--- Start of Supplied material ---

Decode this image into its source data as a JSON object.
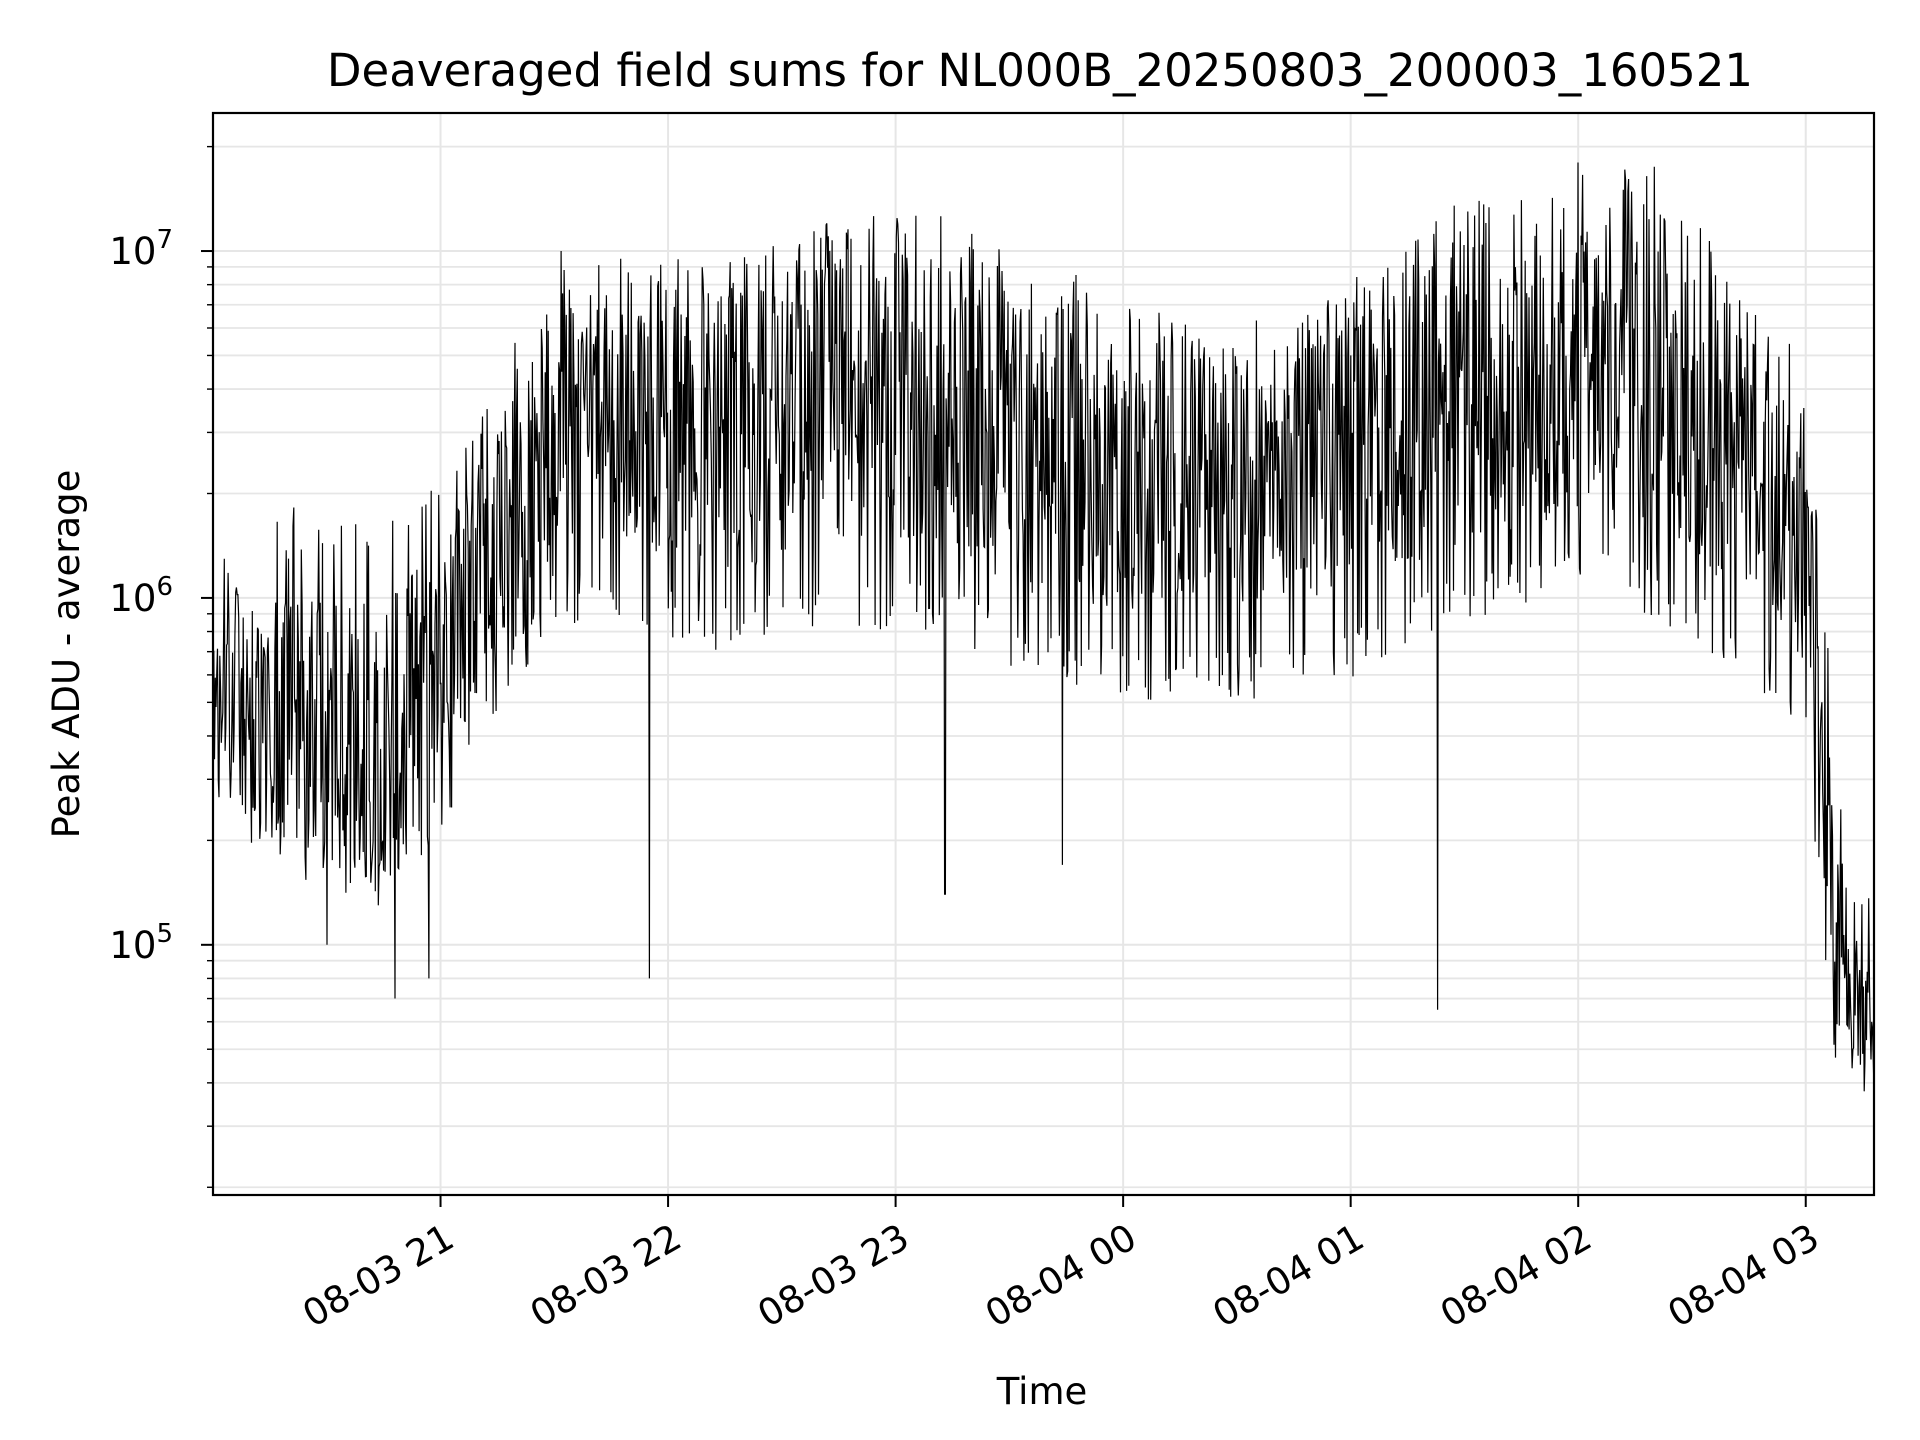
{
  "chart_data": {
    "type": "line",
    "title": "Deaveraged field sums for NL000B_20250803_200003_160521",
    "xlabel": "Time",
    "ylabel": "Peak ADU - average",
    "xlim": [
      "2025-08-03T20:00",
      "2025-08-04T03:18"
    ],
    "ylim": [
      19000,
      25000000
    ],
    "y_scale": "log",
    "grid": true,
    "legend": "none",
    "line_color": "#000000",
    "x_ticks": [
      {
        "time": "2025-08-03T21:00",
        "label": "08-03 21"
      },
      {
        "time": "2025-08-03T22:00",
        "label": "08-03 22"
      },
      {
        "time": "2025-08-03T23:00",
        "label": "08-03 23"
      },
      {
        "time": "2025-08-04T00:00",
        "label": "08-04 00"
      },
      {
        "time": "2025-08-04T01:00",
        "label": "08-04 01"
      },
      {
        "time": "2025-08-04T02:00",
        "label": "08-04 02"
      },
      {
        "time": "2025-08-04T03:00",
        "label": "08-04 03"
      }
    ],
    "y_ticks": [
      {
        "value": 100000,
        "base": "10",
        "exp": "5"
      },
      {
        "value": 1000000,
        "base": "10",
        "exp": "6"
      },
      {
        "value": 10000000,
        "base": "10",
        "exp": "7"
      }
    ],
    "series": [
      {
        "x": [
          "2025-08-03T20:00",
          "2025-08-03T20:15",
          "2025-08-03T20:30",
          "2025-08-03T20:45",
          "2025-08-03T21:00",
          "2025-08-03T21:15",
          "2025-08-03T21:30",
          "2025-08-03T21:45",
          "2025-08-03T22:00",
          "2025-08-03T22:15",
          "2025-08-03T22:30",
          "2025-08-03T22:45",
          "2025-08-03T23:00",
          "2025-08-03T23:15",
          "2025-08-03T23:30",
          "2025-08-03T23:45",
          "2025-08-04T00:00",
          "2025-08-04T00:15",
          "2025-08-04T00:30",
          "2025-08-04T00:45",
          "2025-08-04T01:00",
          "2025-08-04T01:15",
          "2025-08-04T01:30",
          "2025-08-04T01:45",
          "2025-08-04T02:00",
          "2025-08-04T02:15",
          "2025-08-04T02:30",
          "2025-08-04T02:45",
          "2025-08-04T03:00",
          "2025-08-04T03:05",
          "2025-08-04T03:10",
          "2025-08-04T03:18"
        ],
        "upper": [
          1300000,
          1500000,
          1600000,
          1600000,
          1900000,
          3500000,
          8500000,
          9000000,
          9000000,
          8000000,
          9000000,
          10500000,
          11000000,
          10500000,
          9000000,
          7500000,
          6000000,
          5500000,
          5500000,
          5500000,
          7000000,
          9000000,
          12000000,
          13000000,
          15000000,
          15000000,
          11000000,
          6500000,
          4000000,
          900000,
          170000,
          120000
        ],
        "median": [
          650000,
          450000,
          400000,
          380000,
          650000,
          1500000,
          3200000,
          3500000,
          3300000,
          3000000,
          3200000,
          3800000,
          3500000,
          3300000,
          2900000,
          2500000,
          2300000,
          2200000,
          2300000,
          2300000,
          2700000,
          3200000,
          3800000,
          4200000,
          4500000,
          4300000,
          3500000,
          2300000,
          1500000,
          180000,
          80000,
          55000
        ],
        "lower": [
          300000,
          200000,
          170000,
          150000,
          250000,
          550000,
          1000000,
          1000000,
          900000,
          800000,
          900000,
          1000000,
          950000,
          900000,
          750000,
          650000,
          600000,
          580000,
          600000,
          600000,
          700000,
          850000,
          1000000,
          1100000,
          1200000,
          1100000,
          900000,
          650000,
          500000,
          70000,
          45000,
          40000
        ],
        "spikes": [
          {
            "x": "2025-08-03T20:30",
            "y": 100000
          },
          {
            "x": "2025-08-03T20:48",
            "y": 70000
          },
          {
            "x": "2025-08-03T20:57",
            "y": 80000
          },
          {
            "x": "2025-08-03T21:55",
            "y": 80000
          },
          {
            "x": "2025-08-03T23:13",
            "y": 140000
          },
          {
            "x": "2025-08-03T23:44",
            "y": 170000
          },
          {
            "x": "2025-08-04T01:23",
            "y": 65000
          },
          {
            "x": "2025-08-04T02:00",
            "y": 18000000
          },
          {
            "x": "2025-08-04T02:20",
            "y": 17500000
          }
        ]
      }
    ]
  }
}
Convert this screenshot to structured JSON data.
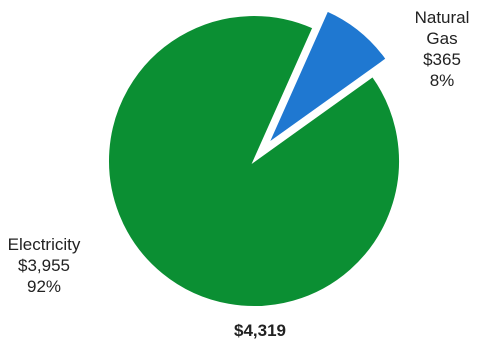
{
  "chart_data": {
    "type": "pie",
    "title": "",
    "total_label": "$4,319",
    "slices": [
      {
        "name": "Natural Gas",
        "name_lines": [
          "Natural",
          "Gas"
        ],
        "value": 365,
        "value_label": "$365",
        "percent_label": "8%",
        "color": "#1f78d1",
        "exploded": true
      },
      {
        "name": "Electricity",
        "name_lines": [
          "Electricity"
        ],
        "value": 3955,
        "value_label": "$3,955",
        "percent_label": "92%",
        "color": "#0b8f33",
        "exploded": false
      }
    ]
  }
}
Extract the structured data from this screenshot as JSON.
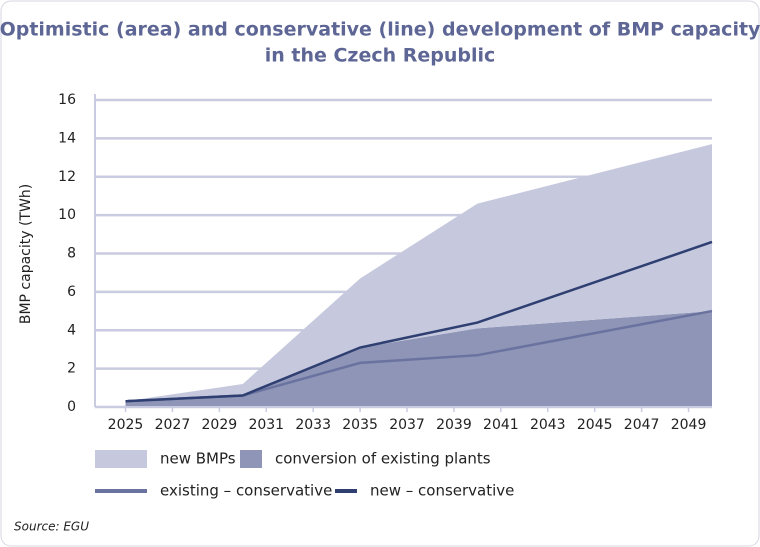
{
  "chart_data": {
    "type": "area",
    "title": [
      "Optimistic (area) and conservative (line) development of BMP capacity",
      "in the Czech Republic"
    ],
    "y_label": "BMP capacity (TWh)",
    "source": "Source: EGU",
    "x": [
      2025,
      2030,
      2035,
      2040,
      2050
    ],
    "xlim": [
      2023.7,
      2050
    ],
    "xticks": [
      2025,
      2027,
      2029,
      2031,
      2033,
      2035,
      2037,
      2039,
      2041,
      2043,
      2045,
      2047,
      2049
    ],
    "ylim": [
      0,
      16
    ],
    "yticks": [
      0,
      2,
      4,
      6,
      8,
      10,
      12,
      14,
      16
    ],
    "grid": true,
    "stacked_areas": true,
    "series": [
      {
        "name": "new BMPs",
        "kind": "area",
        "color": "#c6c9dd",
        "values": [
          0,
          0.6,
          3.6,
          6.5,
          8.7
        ]
      },
      {
        "name": "conversion of existing plants",
        "kind": "area",
        "color": "#8e95b7",
        "values": [
          0.3,
          0.6,
          3.1,
          4.1,
          5.0
        ]
      },
      {
        "name": "existing – conservative",
        "kind": "line",
        "color": "#6a739f",
        "values": [
          0.3,
          0.6,
          2.3,
          2.7,
          5.0
        ]
      },
      {
        "name": "new – conservative",
        "kind": "line",
        "color": "#2f3f72",
        "values": [
          0.3,
          0.6,
          3.1,
          4.4,
          8.6
        ]
      }
    ]
  }
}
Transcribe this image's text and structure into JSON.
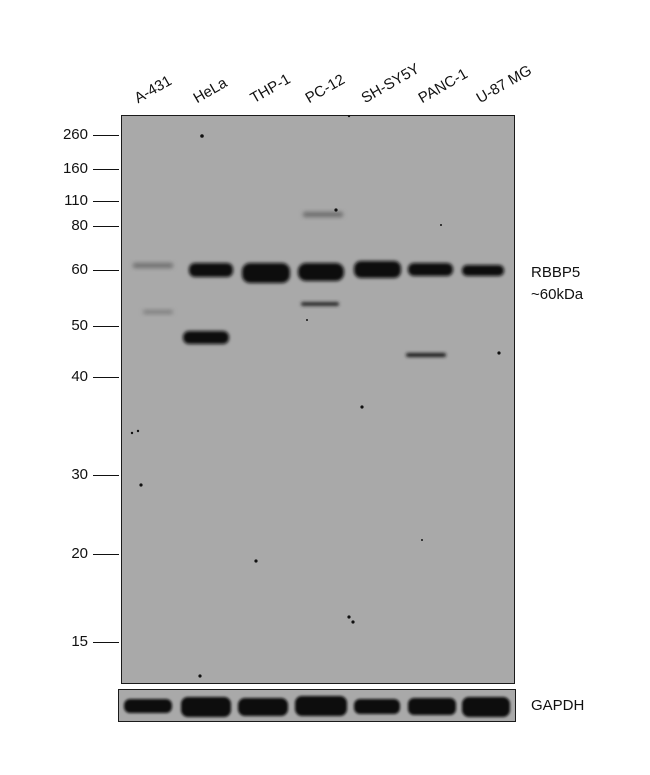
{
  "lanes": [
    "A-431",
    "HeLa",
    "THP-1",
    "PC-12",
    "SH-SY5Y",
    "PANC-1",
    "U-87 MG"
  ],
  "markers": [
    "260",
    "160",
    "110",
    "80",
    "60",
    "50",
    "40",
    "30",
    "20",
    "15"
  ],
  "target": {
    "name": "RBBP5",
    "size": "~60kDa"
  },
  "loading_control": "GAPDH",
  "colors": {
    "membrane": "#a9a9a9",
    "band": "#0b0b0b",
    "frame": "#1a1a1a"
  }
}
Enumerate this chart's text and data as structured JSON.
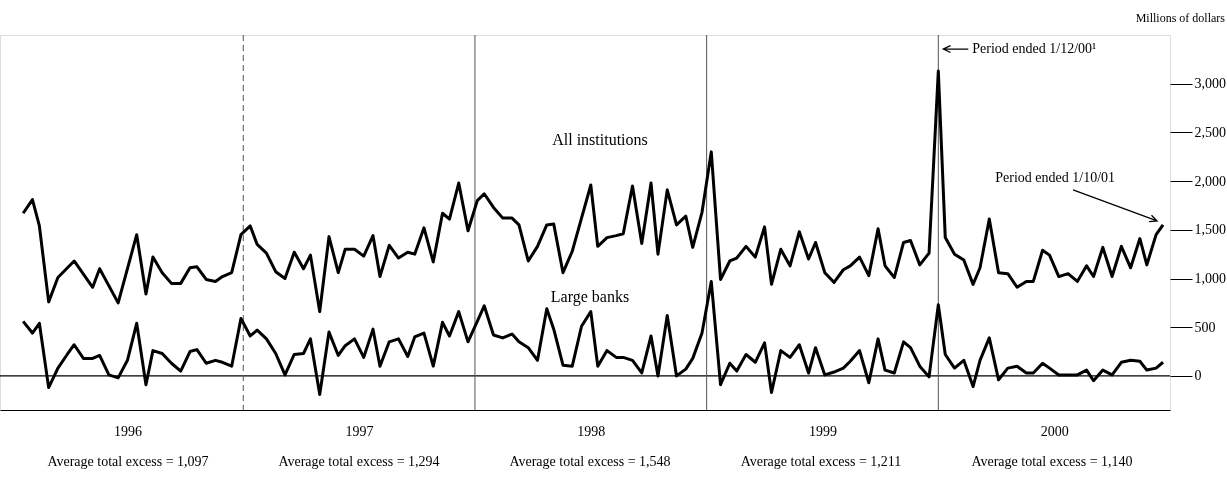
{
  "chart_data": {
    "type": "line",
    "xlim": [
      1995.95,
      2001.0
    ],
    "ylim": [
      -350,
      3500
    ],
    "xticks": [
      {
        "value": 1996.5,
        "label": "1996"
      },
      {
        "value": 1997.5,
        "label": "1997"
      },
      {
        "value": 1998.5,
        "label": "1998"
      },
      {
        "value": 1999.5,
        "label": "1999"
      },
      {
        "value": 2000.5,
        "label": "2000"
      }
    ],
    "yticks": [
      0,
      {
        "value": 500,
        "label": "500"
      },
      {
        "value": 1000,
        "label": "1,000"
      },
      {
        "value": 1500,
        "label": "1,500"
      },
      {
        "value": 2000,
        "label": "2,000"
      },
      {
        "value": 2500,
        "label": "2,500"
      },
      {
        "value": 3000,
        "label": "3,000"
      }
    ],
    "grid": false,
    "marker": "none",
    "line_style": "solid",
    "series": [
      {
        "name": "All institutions",
        "color": "#000000",
        "x": [
          1996.05,
          1996.09,
          1996.12,
          1996.16,
          1996.2,
          1996.27,
          1996.35,
          1996.38,
          1996.46,
          1996.54,
          1996.58,
          1996.61,
          1996.65,
          1996.69,
          1996.73,
          1996.77,
          1996.8,
          1996.84,
          1996.88,
          1996.91,
          1996.95,
          1996.99,
          1997.03,
          1997.06,
          1997.1,
          1997.14,
          1997.18,
          1997.22,
          1997.26,
          1997.29,
          1997.33,
          1997.37,
          1997.41,
          1997.44,
          1997.48,
          1997.52,
          1997.56,
          1997.59,
          1997.63,
          1997.67,
          1997.71,
          1997.74,
          1997.78,
          1997.82,
          1997.86,
          1997.89,
          1997.93,
          1997.97,
          1998.01,
          1998.04,
          1998.08,
          1998.12,
          1998.16,
          1998.19,
          1998.23,
          1998.27,
          1998.31,
          1998.34,
          1998.38,
          1998.42,
          1998.46,
          1998.5,
          1998.53,
          1998.57,
          1998.61,
          1998.64,
          1998.68,
          1998.72,
          1998.76,
          1998.79,
          1998.83,
          1998.87,
          1998.91,
          1998.94,
          1998.98,
          1999.02,
          1999.06,
          1999.1,
          1999.13,
          1999.17,
          1999.21,
          1999.25,
          1999.28,
          1999.32,
          1999.36,
          1999.4,
          1999.44,
          1999.47,
          1999.51,
          1999.55,
          1999.59,
          1999.62,
          1999.66,
          1999.7,
          1999.74,
          1999.77,
          1999.81,
          1999.85,
          1999.88,
          1999.92,
          1999.96,
          2000.0,
          2000.03,
          2000.07,
          2000.11,
          2000.15,
          2000.18,
          2000.22,
          2000.26,
          2000.3,
          2000.34,
          2000.38,
          2000.41,
          2000.45,
          2000.48,
          2000.52,
          2000.56,
          2000.6,
          2000.64,
          2000.67,
          2000.71,
          2000.75,
          2000.79,
          2000.83,
          2000.87,
          2000.9,
          2000.94,
          2000.97
        ],
        "values": [
          1670,
          1810,
          1540,
          760,
          1010,
          1180,
          910,
          1100,
          750,
          1450,
          840,
          1220,
          1060,
          950,
          950,
          1110,
          1120,
          990,
          970,
          1020,
          1060,
          1450,
          1540,
          1350,
          1260,
          1070,
          1000,
          1270,
          1100,
          1240,
          660,
          1430,
          1060,
          1300,
          1300,
          1230,
          1440,
          1020,
          1340,
          1210,
          1270,
          1250,
          1520,
          1170,
          1670,
          1610,
          1980,
          1490,
          1800,
          1870,
          1730,
          1620,
          1620,
          1550,
          1180,
          1330,
          1550,
          1560,
          1060,
          1280,
          1620,
          1960,
          1330,
          1420,
          1440,
          1460,
          1950,
          1360,
          1980,
          1250,
          1910,
          1550,
          1640,
          1320,
          1680,
          2300,
          990,
          1180,
          1210,
          1330,
          1220,
          1530,
          940,
          1300,
          1130,
          1480,
          1200,
          1370,
          1060,
          960,
          1090,
          1130,
          1220,
          1030,
          1510,
          1130,
          1010,
          1370,
          1390,
          1140,
          1260,
          3130,
          1420,
          1250,
          1190,
          940,
          1110,
          1610,
          1060,
          1050,
          910,
          970,
          970,
          1290,
          1240,
          1020,
          1050,
          970,
          1130,
          1020,
          1320,
          1020,
          1330,
          1110,
          1410,
          1140,
          1450,
          1550
        ]
      },
      {
        "name": "Large banks",
        "color": "#000000",
        "x": [
          1996.05,
          1996.09,
          1996.12,
          1996.16,
          1996.2,
          1996.24,
          1996.27,
          1996.31,
          1996.35,
          1996.38,
          1996.42,
          1996.46,
          1996.5,
          1996.54,
          1996.58,
          1996.61,
          1996.65,
          1996.69,
          1996.73,
          1996.77,
          1996.8,
          1996.84,
          1996.88,
          1996.91,
          1996.95,
          1996.99,
          1997.03,
          1997.06,
          1997.1,
          1997.14,
          1997.18,
          1997.22,
          1997.26,
          1997.29,
          1997.33,
          1997.37,
          1997.41,
          1997.44,
          1997.48,
          1997.52,
          1997.56,
          1997.59,
          1997.63,
          1997.67,
          1997.71,
          1997.74,
          1997.78,
          1997.82,
          1997.86,
          1997.89,
          1997.93,
          1997.97,
          1998.01,
          1998.04,
          1998.08,
          1998.12,
          1998.16,
          1998.19,
          1998.23,
          1998.27,
          1998.31,
          1998.34,
          1998.38,
          1998.42,
          1998.46,
          1998.5,
          1998.53,
          1998.57,
          1998.61,
          1998.64,
          1998.68,
          1998.72,
          1998.76,
          1998.79,
          1998.83,
          1998.87,
          1998.91,
          1998.94,
          1998.98,
          1999.02,
          1999.06,
          1999.1,
          1999.13,
          1999.17,
          1999.21,
          1999.25,
          1999.28,
          1999.32,
          1999.36,
          1999.4,
          1999.44,
          1999.47,
          1999.51,
          1999.55,
          1999.59,
          1999.62,
          1999.66,
          1999.7,
          1999.74,
          1999.77,
          1999.81,
          1999.85,
          1999.88,
          1999.92,
          1999.96,
          2000.0,
          2000.03,
          2000.07,
          2000.11,
          2000.15,
          2000.18,
          2000.22,
          2000.26,
          2000.3,
          2000.34,
          2000.38,
          2000.41,
          2000.45,
          2000.48,
          2000.52,
          2000.56,
          2000.6,
          2000.64,
          2000.67,
          2000.71,
          2000.75,
          2000.79,
          2000.83,
          2000.87,
          2000.9,
          2000.94,
          2000.97
        ],
        "values": [
          560,
          440,
          540,
          -120,
          80,
          220,
          320,
          180,
          180,
          210,
          10,
          -20,
          160,
          540,
          -90,
          260,
          230,
          130,
          50,
          250,
          270,
          130,
          160,
          140,
          100,
          590,
          410,
          470,
          380,
          230,
          10,
          220,
          230,
          380,
          -190,
          450,
          210,
          310,
          380,
          190,
          480,
          100,
          350,
          380,
          200,
          400,
          440,
          100,
          550,
          410,
          660,
          350,
          560,
          720,
          420,
          390,
          430,
          350,
          290,
          160,
          690,
          480,
          110,
          100,
          510,
          660,
          100,
          260,
          190,
          190,
          160,
          30,
          410,
          0,
          620,
          0,
          70,
          180,
          440,
          970,
          -90,
          130,
          50,
          220,
          140,
          340,
          -170,
          260,
          190,
          320,
          30,
          290,
          10,
          40,
          80,
          150,
          260,
          -70,
          380,
          60,
          30,
          350,
          290,
          100,
          -10,
          730,
          220,
          80,
          160,
          -110,
          160,
          390,
          -40,
          80,
          100,
          30,
          30,
          130,
          80,
          10,
          10,
          10,
          60,
          -50,
          60,
          10,
          140,
          160,
          150,
          60,
          80,
          140
        ]
      }
    ],
    "ref_lines": [
      {
        "axis": "y",
        "value": 0,
        "color": "#000000"
      },
      {
        "axis": "x",
        "value": 1997.0,
        "color": "#555555",
        "line_style": "dashed"
      },
      {
        "axis": "x",
        "value": 1998.0,
        "color": "#555555"
      },
      {
        "axis": "x",
        "value": 1999.0,
        "color": "#555555"
      },
      {
        "axis": "x",
        "value": 2000.0,
        "color": "#555555"
      }
    ],
    "annotations": [
      "Millions of dollars",
      {
        "text": "Period ended 1/12/00¹",
        "x": 2000.0,
        "y": 3130
      },
      {
        "text": "Period ended 1/10/01",
        "x": 2000.97,
        "y": 1550
      },
      "Average total excess = 1,097",
      "Average total excess = 1,294",
      "Average total excess = 1,548",
      "Average total excess = 1,211",
      "Average total excess = 1,140"
    ]
  }
}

--- End of Supplied material ---

### Task goal:
Give solely the number of lines in the data that contain the string "excess".

### Response to this exercise:
5